**Your task**
Read the records below. Copy each line where the string "this" occurs.

**Records provided**
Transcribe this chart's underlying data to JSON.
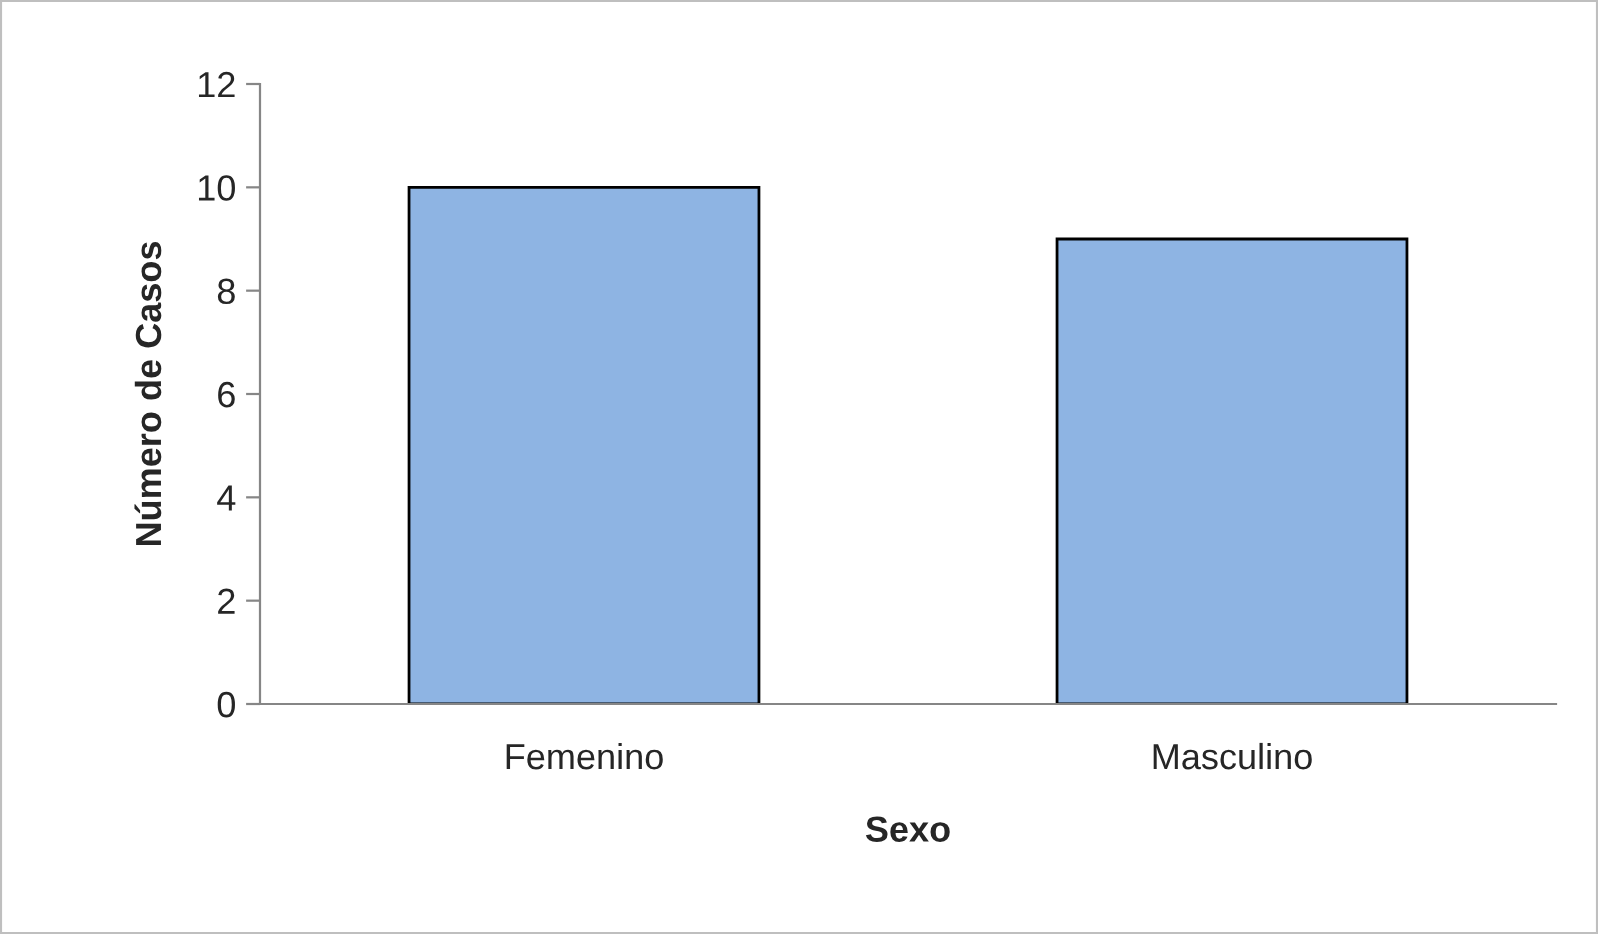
{
  "chart_data": {
    "type": "bar",
    "xlabel": "Sexo",
    "ylabel": "Número de Casos",
    "categories": [
      "Femenino",
      "Masculino"
    ],
    "values": [
      10,
      9
    ],
    "color": "#8eb4e3",
    "ylim": [
      0,
      12
    ],
    "yticks": [
      0,
      2,
      4,
      6,
      8,
      10,
      12
    ],
    "grid": false,
    "legend": false
  }
}
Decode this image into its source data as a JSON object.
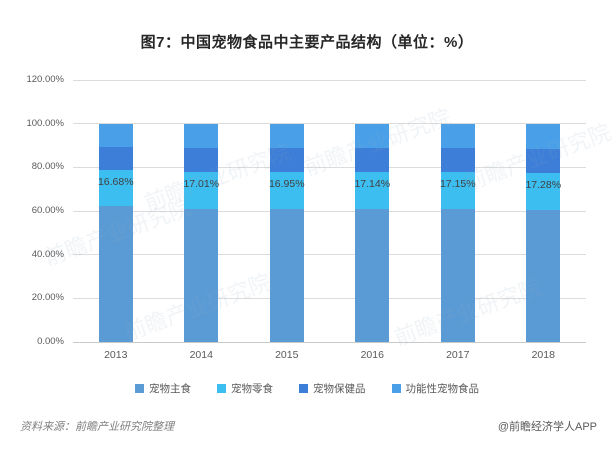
{
  "title": "图7：中国宠物食品中主要产品结构（单位：%）",
  "footer": {
    "source": "资料来源：前瞻产业研究院整理",
    "credit": "@前瞻经济学人APP"
  },
  "watermark_text": "前瞻产业研究院",
  "chart_data": {
    "type": "bar",
    "stacked": true,
    "title": "图7：中国宠物食品中主要产品结构（单位：%）",
    "categories": [
      "2013",
      "2014",
      "2015",
      "2016",
      "2017",
      "2018"
    ],
    "series": [
      {
        "name": "宠物主食",
        "color": "#5B9BD5",
        "values": [
          62.2,
          61.0,
          61.0,
          60.9,
          60.8,
          60.3
        ]
      },
      {
        "name": "宠物零食",
        "color": "#3DBEF0",
        "values": [
          16.68,
          17.01,
          16.95,
          17.14,
          17.15,
          17.28
        ],
        "labels": [
          "16.68%",
          "17.01%",
          "16.95%",
          "17.14%",
          "17.15%",
          "17.28%"
        ]
      },
      {
        "name": "宠物保健品",
        "color": "#3C7ED8",
        "values": [
          10.6,
          11.0,
          10.7,
          10.6,
          11.0,
          11.0
        ]
      },
      {
        "name": "功能性宠物食品",
        "color": "#4AA0E8",
        "values": [
          10.5,
          11.0,
          11.3,
          11.4,
          11.0,
          11.4
        ]
      }
    ],
    "xlabel": "",
    "ylabel": "",
    "ylim": [
      0,
      120
    ],
    "ytick_values": [
      0,
      20,
      40,
      60,
      80,
      100,
      120
    ],
    "ytick_labels": [
      "0.00%",
      "20.00%",
      "40.00%",
      "60.00%",
      "80.00%",
      "100.00%",
      "120.00%"
    ],
    "grid": true,
    "legend_position": "bottom",
    "data_labels_on_series": "宠物零食"
  }
}
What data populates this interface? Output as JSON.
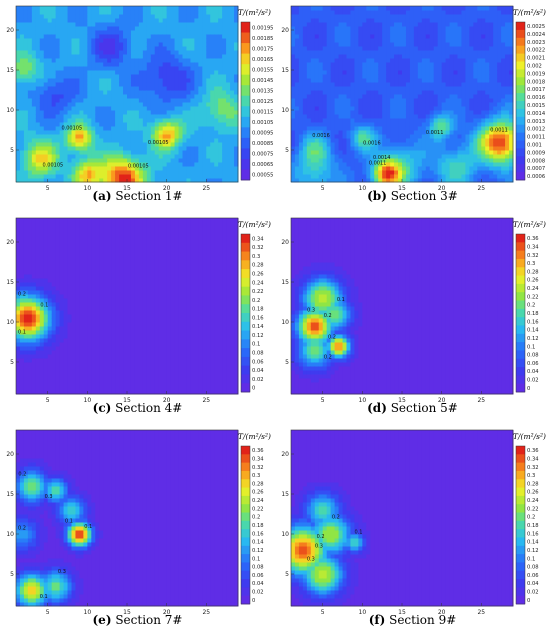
{
  "colorbar_title": "T/(m²/s²)",
  "chart_data": [
    {
      "type": "heatmap",
      "id": "a",
      "caption_letter": "(a)",
      "caption_text": "Section 1#",
      "x_ticks": [
        5,
        10,
        15,
        20,
        25
      ],
      "y_ticks": [
        5,
        10,
        15,
        20
      ],
      "xlim": [
        1,
        29
      ],
      "ylim": [
        1,
        23
      ],
      "colorbar_ticks": [
        "0.00195",
        "0.00185",
        "0.00175",
        "0.00165",
        "0.00155",
        "0.00145",
        "0.00135",
        "0.00125",
        "0.00115",
        "0.00105",
        "0.00095",
        "0.00085",
        "0.00075",
        "0.00065",
        "0.00055"
      ],
      "contour_labels": [
        "0.00105",
        "0.00105",
        "0.00105",
        "0.00105"
      ],
      "background_level": 0.35,
      "hotspots": [
        {
          "x": 14.5,
          "y": 1.5,
          "r": 2.6,
          "v": 1.0
        },
        {
          "x": 9,
          "y": 6.5,
          "r": 1.6,
          "v": 0.85
        },
        {
          "x": 20,
          "y": 7,
          "r": 1.8,
          "v": 0.85
        },
        {
          "x": 4,
          "y": 4,
          "r": 2.2,
          "v": 0.75
        },
        {
          "x": 2,
          "y": 15,
          "r": 2.0,
          "v": 0.6
        },
        {
          "x": 27,
          "y": 10,
          "r": 2.4,
          "v": 0.6
        },
        {
          "x": 10,
          "y": 2,
          "r": 1.8,
          "v": 0.8
        },
        {
          "x": 13,
          "y": 18,
          "r": 2.5,
          "v": 0.1
        },
        {
          "x": 20,
          "y": 14,
          "r": 3.0,
          "v": 0.1
        },
        {
          "x": 6,
          "y": 12,
          "r": 2.5,
          "v": 0.15
        }
      ]
    },
    {
      "type": "heatmap",
      "id": "b",
      "caption_letter": "(b)",
      "caption_text": "Section 3#",
      "x_ticks": [
        5,
        10,
        15,
        20,
        25
      ],
      "y_ticks": [
        5,
        10,
        15,
        20
      ],
      "xlim": [
        1,
        29
      ],
      "ylim": [
        1,
        23
      ],
      "colorbar_ticks": [
        "0.0025",
        "0.0024",
        "0.0023",
        "0.0022",
        "0.0021",
        "0.002",
        "0.0019",
        "0.0018",
        "0.0017",
        "0.0016",
        "0.0015",
        "0.0014",
        "0.0013",
        "0.0012",
        "0.0011",
        "0.001",
        "0.0009",
        "0.0008",
        "0.0007",
        "0.0006"
      ],
      "contour_labels": [
        "0.0011",
        "0.0011",
        "0.0011",
        "0.0016",
        "0.0016",
        "0.0014"
      ],
      "background_level": 0.2,
      "hotspots": [
        {
          "x": 27.5,
          "y": 6,
          "r": 2.6,
          "v": 1.0
        },
        {
          "x": 13,
          "y": 2,
          "r": 1.8,
          "v": 0.85
        },
        {
          "x": 20,
          "y": 8,
          "r": 1.5,
          "v": 0.55
        },
        {
          "x": 10,
          "y": 6.5,
          "r": 1.6,
          "v": 0.5
        },
        {
          "x": 4,
          "y": 5,
          "r": 2.0,
          "v": 0.45
        },
        {
          "x": 15,
          "y": 3,
          "r": 3.0,
          "v": 0.45
        },
        {
          "x": 22,
          "y": 3,
          "r": 3.0,
          "v": 0.45
        },
        {
          "x": 4,
          "y": 2,
          "r": 2.5,
          "v": 0.45
        }
      ]
    },
    {
      "type": "heatmap",
      "id": "c",
      "caption_letter": "(c)",
      "caption_text": "Section 4#",
      "x_ticks": [
        5,
        10,
        15,
        20,
        25
      ],
      "y_ticks": [
        5,
        10,
        15,
        20
      ],
      "xlim": [
        1,
        29
      ],
      "ylim": [
        1,
        23
      ],
      "colorbar_ticks": [
        "0.34",
        "0.32",
        "0.3",
        "0.28",
        "0.26",
        "0.24",
        "0.22",
        "0.2",
        "0.18",
        "0.16",
        "0.14",
        "0.12",
        "0.1",
        "0.08",
        "0.06",
        "0.04",
        "0.02",
        "0"
      ],
      "contour_labels": [
        "0.1",
        "0.2",
        "0.1"
      ],
      "background_level": 0.0,
      "hotspots": [
        {
          "x": 2.5,
          "y": 10.5,
          "r": 2.8,
          "v": 1.0
        },
        {
          "x": 2.0,
          "y": 12,
          "r": 2.0,
          "v": 0.6
        }
      ]
    },
    {
      "type": "heatmap",
      "id": "d",
      "caption_letter": "(d)",
      "caption_text": "Section 5#",
      "x_ticks": [
        5,
        10,
        15,
        20,
        25
      ],
      "y_ticks": [
        5,
        10,
        15,
        20
      ],
      "xlim": [
        1,
        29
      ],
      "ylim": [
        1,
        23
      ],
      "colorbar_ticks": [
        "0.36",
        "0.34",
        "0.32",
        "0.3",
        "0.28",
        "0.26",
        "0.24",
        "0.22",
        "0.2",
        "0.18",
        "0.16",
        "0.14",
        "0.12",
        "0.1",
        "0.08",
        "0.06",
        "0.04",
        "0.02",
        "0"
      ],
      "contour_labels": [
        "0.2",
        "0.2",
        "0.3",
        "0.2",
        "0.1"
      ],
      "background_level": 0.0,
      "hotspots": [
        {
          "x": 4,
          "y": 9.5,
          "r": 2.2,
          "v": 0.95
        },
        {
          "x": 7,
          "y": 7,
          "r": 1.4,
          "v": 0.9
        },
        {
          "x": 5,
          "y": 13,
          "r": 2.5,
          "v": 0.7
        },
        {
          "x": 4,
          "y": 6.5,
          "r": 2.2,
          "v": 0.55
        },
        {
          "x": 6.5,
          "y": 11,
          "r": 2.0,
          "v": 0.6
        }
      ]
    },
    {
      "type": "heatmap",
      "id": "e",
      "caption_letter": "(e)",
      "caption_text": "Section 7#",
      "x_ticks": [
        5,
        10,
        15,
        20,
        25
      ],
      "y_ticks": [
        5,
        10,
        15,
        20
      ],
      "xlim": [
        1,
        29
      ],
      "ylim": [
        1,
        23
      ],
      "colorbar_ticks": [
        "0.36",
        "0.34",
        "0.32",
        "0.3",
        "0.28",
        "0.26",
        "0.24",
        "0.22",
        "0.2",
        "0.18",
        "0.16",
        "0.14",
        "0.12",
        "0.1",
        "0.08",
        "0.06",
        "0.04",
        "0.02",
        "0"
      ],
      "contour_labels": [
        "0.1",
        "0.2",
        "0.3",
        "0.1",
        "0.3",
        "0.2",
        "0.1"
      ],
      "background_level": 0.0,
      "hotspots": [
        {
          "x": 9,
          "y": 10,
          "r": 1.5,
          "v": 1.0
        },
        {
          "x": 3,
          "y": 16,
          "r": 2.0,
          "v": 0.6
        },
        {
          "x": 6,
          "y": 15.5,
          "r": 1.5,
          "v": 0.55
        },
        {
          "x": 3,
          "y": 3,
          "r": 2.0,
          "v": 0.8
        },
        {
          "x": 6,
          "y": 3.5,
          "r": 2.0,
          "v": 0.55
        },
        {
          "x": 1.8,
          "y": 10,
          "r": 2.0,
          "v": 0.35
        },
        {
          "x": 8,
          "y": 13,
          "r": 1.8,
          "v": 0.45
        }
      ]
    },
    {
      "type": "heatmap",
      "id": "f",
      "caption_letter": "(f)",
      "caption_text": "Section 9#",
      "x_ticks": [
        5,
        10,
        15,
        20,
        25
      ],
      "y_ticks": [
        5,
        10,
        15,
        20
      ],
      "xlim": [
        1,
        29
      ],
      "ylim": [
        1,
        23
      ],
      "colorbar_ticks": [
        "0.36",
        "0.34",
        "0.32",
        "0.3",
        "0.28",
        "0.26",
        "0.24",
        "0.22",
        "0.2",
        "0.18",
        "0.16",
        "0.14",
        "0.12",
        "0.1",
        "0.08",
        "0.06",
        "0.04",
        "0.02",
        "0"
      ],
      "contour_labels": [
        "0.2",
        "0.3",
        "0.3",
        "0.2",
        "0.1"
      ],
      "background_level": 0.0,
      "hotspots": [
        {
          "x": 2.5,
          "y": 8,
          "r": 3.0,
          "v": 0.95
        },
        {
          "x": 5,
          "y": 5,
          "r": 2.5,
          "v": 0.7
        },
        {
          "x": 6,
          "y": 10,
          "r": 2.5,
          "v": 0.65
        },
        {
          "x": 5,
          "y": 13,
          "r": 2.2,
          "v": 0.5
        },
        {
          "x": 9,
          "y": 9,
          "r": 1.3,
          "v": 0.45
        }
      ]
    }
  ]
}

**Reply to the task**
Transcribe this chart's underlying data to JSON.
Decode this image into its source data as a JSON object.
What data populates this interface? Output as JSON.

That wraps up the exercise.